> _Entries from a dataset_:
— start —

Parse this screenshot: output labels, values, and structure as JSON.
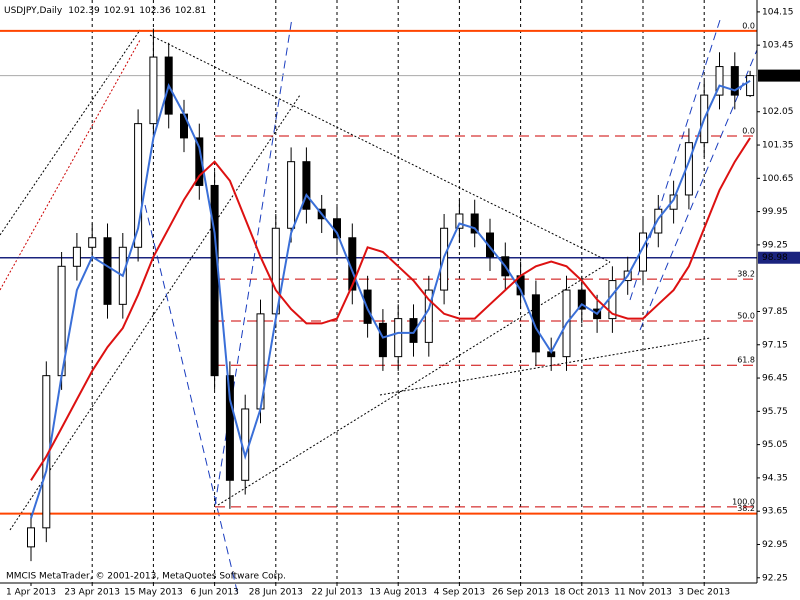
{
  "chart_data": {
    "type": "candlestick",
    "title": "USDJPY,Daily",
    "annotation": "MMCIS MetaTrader, © 2001-2013, MetaQuotes Software Corp.",
    "categories": [
      "1 Apr 2013",
      null,
      null,
      null,
      "23 Apr 2013",
      null,
      null,
      null,
      "15 May 2013",
      null,
      null,
      null,
      "6 Jun 2013",
      null,
      null,
      null,
      "28 Jun 2013",
      null,
      null,
      null,
      "22 Jul 2013",
      null,
      null,
      null,
      "13 Aug 2013",
      null,
      null,
      null,
      "4 Sep 2013",
      null,
      null,
      null,
      "26 Sep 2013",
      null,
      null,
      null,
      "18 Oct 2013",
      null,
      null,
      null,
      "11 Nov 2013",
      null,
      null,
      null,
      "3 Dec 2013",
      null,
      null,
      null
    ],
    "open": [
      92.9,
      93.3,
      96.5,
      98.8,
      99.2,
      99.4,
      98.0,
      99.2,
      101.8,
      103.2,
      102.0,
      101.5,
      100.5,
      96.5,
      94.3,
      95.8,
      97.8,
      99.6,
      101.0,
      100.0,
      99.8,
      99.4,
      98.3,
      97.6,
      96.9,
      97.7,
      97.2,
      98.3,
      99.6,
      99.9,
      99.5,
      99.0,
      98.6,
      98.2,
      97.0,
      96.9,
      98.3,
      97.9,
      97.7,
      98.5,
      98.7,
      99.5,
      100.0,
      100.3,
      101.4,
      102.4,
      103.0,
      102.39
    ],
    "high": [
      93.6,
      96.8,
      99.1,
      99.5,
      99.7,
      99.7,
      99.5,
      102.1,
      103.8,
      103.5,
      102.3,
      101.8,
      100.8,
      96.8,
      96.1,
      98.1,
      99.9,
      101.3,
      101.3,
      100.3,
      100.1,
      99.7,
      98.6,
      97.9,
      98.0,
      98.0,
      98.6,
      99.9,
      100.2,
      100.2,
      99.8,
      99.3,
      98.9,
      98.5,
      97.3,
      98.6,
      98.6,
      98.2,
      98.8,
      99.0,
      99.8,
      100.3,
      100.6,
      101.7,
      102.7,
      103.3,
      103.3,
      102.91
    ],
    "low": [
      92.6,
      93.0,
      96.2,
      98.5,
      98.9,
      97.7,
      97.7,
      98.9,
      101.5,
      101.7,
      101.2,
      100.2,
      96.2,
      93.7,
      94.0,
      95.5,
      97.5,
      99.3,
      99.7,
      99.5,
      99.1,
      98.0,
      97.3,
      96.6,
      96.6,
      96.9,
      96.9,
      98.0,
      99.3,
      99.2,
      98.7,
      98.3,
      97.9,
      96.7,
      96.6,
      96.6,
      97.6,
      97.4,
      97.4,
      98.2,
      98.4,
      99.2,
      99.7,
      100.0,
      101.1,
      102.1,
      102.1,
      102.36
    ],
    "close": [
      93.3,
      96.5,
      98.8,
      99.2,
      99.4,
      98.0,
      99.2,
      101.8,
      103.2,
      102.0,
      101.5,
      100.5,
      96.5,
      94.3,
      95.8,
      97.8,
      99.6,
      101.0,
      100.0,
      99.8,
      99.4,
      98.3,
      97.6,
      96.9,
      97.7,
      97.2,
      98.3,
      99.6,
      99.9,
      99.5,
      99.0,
      98.6,
      98.2,
      97.0,
      96.9,
      98.3,
      97.9,
      97.7,
      98.5,
      98.7,
      99.5,
      100.0,
      100.3,
      101.4,
      102.4,
      103.0,
      102.4,
      102.81
    ],
    "lines": [
      {
        "color": "#3a6fd8",
        "values": [
          93.5,
          94.5,
          96.5,
          98.3,
          99.0,
          98.8,
          98.6,
          99.6,
          101.5,
          102.6,
          102.0,
          101.3,
          99.5,
          96.0,
          94.8,
          95.8,
          97.7,
          99.5,
          100.3,
          99.9,
          99.5,
          98.7,
          97.9,
          97.3,
          97.4,
          97.4,
          97.9,
          99.0,
          99.7,
          99.6,
          99.2,
          98.8,
          98.3,
          97.5,
          97.0,
          97.6,
          98.0,
          97.8,
          98.2,
          98.6,
          99.2,
          99.8,
          100.2,
          101.0,
          101.9,
          102.6,
          102.5,
          102.7
        ]
      },
      {
        "color": "#dd1111",
        "values": [
          94.3,
          94.8,
          95.4,
          96.0,
          96.6,
          97.1,
          97.5,
          98.2,
          99.0,
          99.6,
          100.2,
          100.7,
          101.0,
          100.6,
          99.8,
          99.0,
          98.3,
          97.9,
          97.6,
          97.6,
          97.7,
          98.4,
          99.2,
          99.1,
          98.8,
          98.5,
          98.1,
          97.8,
          97.7,
          97.7,
          98.0,
          98.3,
          98.6,
          98.8,
          98.9,
          98.8,
          98.5,
          98.1,
          97.8,
          97.7,
          97.7,
          98.0,
          98.3,
          98.8,
          99.6,
          100.4,
          101.0,
          101.5
        ]
      }
    ],
    "levels": [
      {
        "value": 103.75,
        "label": "0.0",
        "color": "#ff4500",
        "style": "solid"
      },
      {
        "value": 93.6,
        "label": "38.2",
        "color": "#ff4500",
        "style": "solid"
      },
      {
        "value": 101.54,
        "label": "0.0",
        "color": "#cc0000",
        "style": "dashed"
      },
      {
        "value": 98.53,
        "label": "38.2",
        "color": "#cc0000",
        "style": "dashed"
      },
      {
        "value": 97.65,
        "label": "50.0",
        "color": "#cc0000",
        "style": "dashed"
      },
      {
        "value": 96.72,
        "label": "61.8",
        "color": "#cc0000",
        "style": "dashed"
      },
      {
        "value": 93.74,
        "label": "100.0",
        "color": "#cc0000",
        "style": "dashed"
      }
    ],
    "hline": {
      "value": 98.98,
      "label": "98.98",
      "color": "#1a237e"
    },
    "ylim": [
      92.14,
      104.4
    ],
    "yticks": [
      104.15,
      103.45,
      102.05,
      101.35,
      100.65,
      99.95,
      99.25,
      97.85,
      97.15,
      96.45,
      95.75,
      95.05,
      94.35,
      93.65,
      92.95,
      92.25
    ],
    "grid": true
  }
}
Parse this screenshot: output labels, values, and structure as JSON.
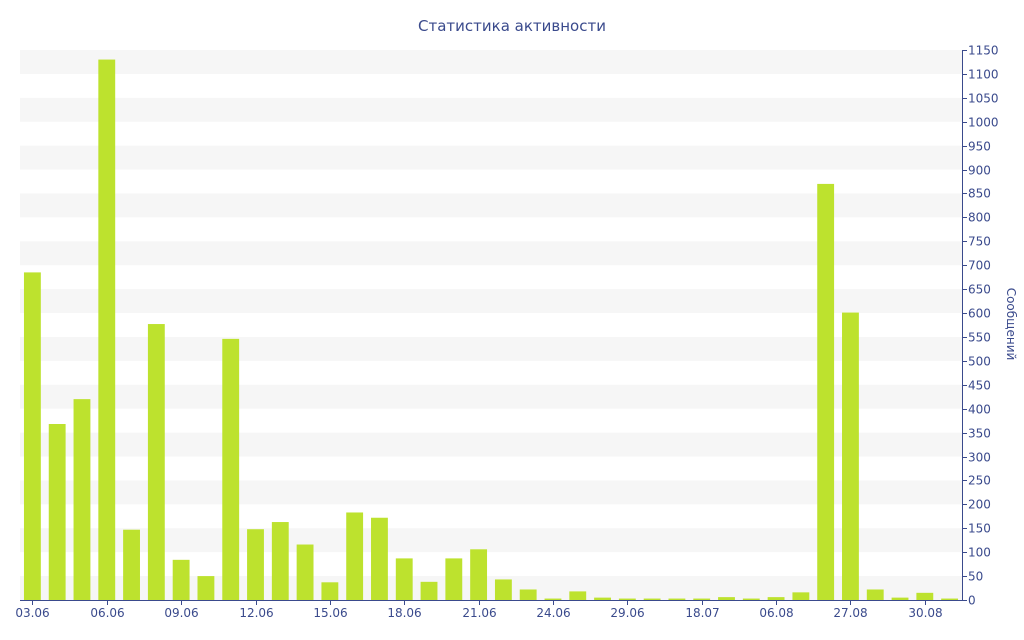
{
  "chart_data": {
    "type": "bar",
    "title": "Статистика активности",
    "xlabel": "",
    "ylabel": "Сообщений",
    "ylim": [
      0,
      1150
    ],
    "ytick_step": 50,
    "yaxis_position": "right",
    "grid": "alternating horizontal bands",
    "legend": "none",
    "colors": {
      "bar": "#bde22e",
      "text": "#3a4a8c",
      "band": "#f6f6f6"
    },
    "x_tick_labels": [
      {
        "index": 0,
        "label": "03.06"
      },
      {
        "index": 3,
        "label": "06.06"
      },
      {
        "index": 6,
        "label": "09.06"
      },
      {
        "index": 9,
        "label": "12.06"
      },
      {
        "index": 12,
        "label": "15.06"
      },
      {
        "index": 15,
        "label": "18.06"
      },
      {
        "index": 18,
        "label": "21.06"
      },
      {
        "index": 21,
        "label": "24.06"
      },
      {
        "index": 24,
        "label": "29.06"
      },
      {
        "index": 27,
        "label": "18.07"
      },
      {
        "index": 30,
        "label": "06.08"
      },
      {
        "index": 33,
        "label": "27.08"
      },
      {
        "index": 36,
        "label": "30.08"
      }
    ],
    "values": [
      685,
      368,
      420,
      1130,
      147,
      577,
      84,
      50,
      546,
      148,
      163,
      116,
      37,
      183,
      172,
      87,
      38,
      87,
      106,
      43,
      22,
      3,
      18,
      5,
      3,
      3,
      3,
      3,
      6,
      3,
      6,
      16,
      870,
      601,
      22,
      5,
      15,
      3
    ]
  }
}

— end —

> _INSTRUCTIONS FOR THE TASK_: Reproduce each record from above exactly; pictures do not belong in the copy.

> _FULL OUTPUT_:
Parse this screenshot: output labels, values, and structure as JSON.
{
  "chart_data": {
    "type": "candlestick",
    "title": "USDJPY,Daily",
    "annotation": "MMCIS MetaTrader, © 2001-2013, MetaQuotes Software Corp.",
    "categories": [
      "1 Apr 2013",
      null,
      null,
      null,
      "23 Apr 2013",
      null,
      null,
      null,
      "15 May 2013",
      null,
      null,
      null,
      "6 Jun 2013",
      null,
      null,
      null,
      "28 Jun 2013",
      null,
      null,
      null,
      "22 Jul 2013",
      null,
      null,
      null,
      "13 Aug 2013",
      null,
      null,
      null,
      "4 Sep 2013",
      null,
      null,
      null,
      "26 Sep 2013",
      null,
      null,
      null,
      "18 Oct 2013",
      null,
      null,
      null,
      "11 Nov 2013",
      null,
      null,
      null,
      "3 Dec 2013",
      null,
      null,
      null
    ],
    "open": [
      92.9,
      93.3,
      96.5,
      98.8,
      99.2,
      99.4,
      98.0,
      99.2,
      101.8,
      103.2,
      102.0,
      101.5,
      100.5,
      96.5,
      94.3,
      95.8,
      97.8,
      99.6,
      101.0,
      100.0,
      99.8,
      99.4,
      98.3,
      97.6,
      96.9,
      97.7,
      97.2,
      98.3,
      99.6,
      99.9,
      99.5,
      99.0,
      98.6,
      98.2,
      97.0,
      96.9,
      98.3,
      97.9,
      97.7,
      98.5,
      98.7,
      99.5,
      100.0,
      100.3,
      101.4,
      102.4,
      103.0,
      102.39
    ],
    "high": [
      93.6,
      96.8,
      99.1,
      99.5,
      99.7,
      99.7,
      99.5,
      102.1,
      103.8,
      103.5,
      102.3,
      101.8,
      100.8,
      96.8,
      96.1,
      98.1,
      99.9,
      101.3,
      101.3,
      100.3,
      100.1,
      99.7,
      98.6,
      97.9,
      98.0,
      98.0,
      98.6,
      99.9,
      100.2,
      100.2,
      99.8,
      99.3,
      98.9,
      98.5,
      97.3,
      98.6,
      98.6,
      98.2,
      98.8,
      99.0,
      99.8,
      100.3,
      100.6,
      101.7,
      102.7,
      103.3,
      103.3,
      102.91
    ],
    "low": [
      92.6,
      93.0,
      96.2,
      98.5,
      98.9,
      97.7,
      97.7,
      98.9,
      101.5,
      101.7,
      101.2,
      100.2,
      96.2,
      93.7,
      94.0,
      95.5,
      97.5,
      99.3,
      99.7,
      99.5,
      99.1,
      98.0,
      97.3,
      96.6,
      96.6,
      96.9,
      96.9,
      98.0,
      99.3,
      99.2,
      98.7,
      98.3,
      97.9,
      96.7,
      96.6,
      96.6,
      97.6,
      97.4,
      97.4,
      98.2,
      98.4,
      99.2,
      99.7,
      100.0,
      101.1,
      102.1,
      102.1,
      102.36
    ],
    "close": [
      93.3,
      96.5,
      98.8,
      99.2,
      99.4,
      98.0,
      99.2,
      101.8,
      103.2,
      102.0,
      101.5,
      100.5,
      96.5,
      94.3,
      95.8,
      97.8,
      99.6,
      101.0,
      100.0,
      99.8,
      99.4,
      98.3,
      97.6,
      96.9,
      97.7,
      97.2,
      98.3,
      99.6,
      99.9,
      99.5,
      99.0,
      98.6,
      98.2,
      97.0,
      96.9,
      98.3,
      97.9,
      97.7,
      98.5,
      98.7,
      99.5,
      100.0,
      100.3,
      101.4,
      102.4,
      103.0,
      102.4,
      102.81
    ],
    "lines": [
      {
        "color": "#3a6fd8",
        "values": [
          93.5,
          94.5,
          96.5,
          98.3,
          99.0,
          98.8,
          98.6,
          99.6,
          101.5,
          102.6,
          102.0,
          101.3,
          99.5,
          96.0,
          94.8,
          95.8,
          97.7,
          99.5,
          100.3,
          99.9,
          99.5,
          98.7,
          97.9,
          97.3,
          97.4,
          97.4,
          97.9,
          99.0,
          99.7,
          99.6,
          99.2,
          98.8,
          98.3,
          97.5,
          97.0,
          97.6,
          98.0,
          97.8,
          98.2,
          98.6,
          99.2,
          99.8,
          100.2,
          101.0,
          101.9,
          102.6,
          102.5,
          102.7
        ]
      },
      {
        "color": "#dd1111",
        "values": [
          94.3,
          94.8,
          95.4,
          96.0,
          96.6,
          97.1,
          97.5,
          98.2,
          99.0,
          99.6,
          100.2,
          100.7,
          101.0,
          100.6,
          99.8,
          99.0,
          98.3,
          97.9,
          97.6,
          97.6,
          97.7,
          98.4,
          99.2,
          99.1,
          98.8,
          98.5,
          98.1,
          97.8,
          97.7,
          97.7,
          98.0,
          98.3,
          98.6,
          98.8,
          98.9,
          98.8,
          98.5,
          98.1,
          97.8,
          97.7,
          97.7,
          98.0,
          98.3,
          98.8,
          99.6,
          100.4,
          101.0,
          101.5
        ]
      }
    ],
    "levels": [
      {
        "value": 103.75,
        "label": "0.0",
        "color": "#ff4500",
        "style": "solid"
      },
      {
        "value": 93.6,
        "label": "38.2",
        "color": "#ff4500",
        "style": "solid"
      },
      {
        "value": 101.54,
        "label": "0.0",
        "color": "#cc0000",
        "style": "dashed"
      },
      {
        "value": 98.53,
        "label": "38.2",
        "color": "#cc0000",
        "style": "dashed"
      },
      {
        "value": 97.65,
        "label": "50.0",
        "color": "#cc0000",
        "style": "dashed"
      },
      {
        "value": 96.72,
        "label": "61.8",
        "color": "#cc0000",
        "style": "dashed"
      },
      {
        "value": 93.74,
        "label": "100.0",
        "color": "#cc0000",
        "style": "dashed"
      }
    ],
    "hline": {
      "value": 98.98,
      "label": "98.98",
      "color": "#1a237e"
    },
    "ylim": [
      92.14,
      104.4
    ],
    "yticks": [
      104.15,
      103.45,
      102.05,
      101.35,
      100.65,
      99.95,
      99.25,
      97.85,
      97.15,
      96.45,
      95.75,
      95.05,
      94.35,
      93.65,
      92.95,
      92.25
    ],
    "grid": true
  }
}
Parse this screenshot: output labels, values, and structure as JSON.
{
  "chart_data": {
    "type": "bar",
    "title": "Статистика активности",
    "xlabel": "",
    "ylabel": "Сообщений",
    "ylim": [
      0,
      1150
    ],
    "ytick_step": 50,
    "yaxis_position": "right",
    "grid": "alternating horizontal bands",
    "legend": "none",
    "colors": {
      "bar": "#bde22e",
      "text": "#3a4a8c",
      "band": "#f6f6f6"
    },
    "x_tick_labels": [
      {
        "index": 0,
        "label": "03.06"
      },
      {
        "index": 3,
        "label": "06.06"
      },
      {
        "index": 6,
        "label": "09.06"
      },
      {
        "index": 9,
        "label": "12.06"
      },
      {
        "index": 12,
        "label": "15.06"
      },
      {
        "index": 15,
        "label": "18.06"
      },
      {
        "index": 18,
        "label": "21.06"
      },
      {
        "index": 21,
        "label": "24.06"
      },
      {
        "index": 24,
        "label": "29.06"
      },
      {
        "index": 27,
        "label": "18.07"
      },
      {
        "index": 30,
        "label": "06.08"
      },
      {
        "index": 33,
        "label": "27.08"
      },
      {
        "index": 36,
        "label": "30.08"
      }
    ],
    "values": [
      685,
      368,
      420,
      1130,
      147,
      577,
      84,
      50,
      546,
      148,
      163,
      116,
      37,
      183,
      172,
      87,
      38,
      87,
      106,
      43,
      22,
      3,
      18,
      5,
      3,
      3,
      3,
      3,
      6,
      3,
      6,
      16,
      870,
      601,
      22,
      5,
      15,
      3
    ]
  }
}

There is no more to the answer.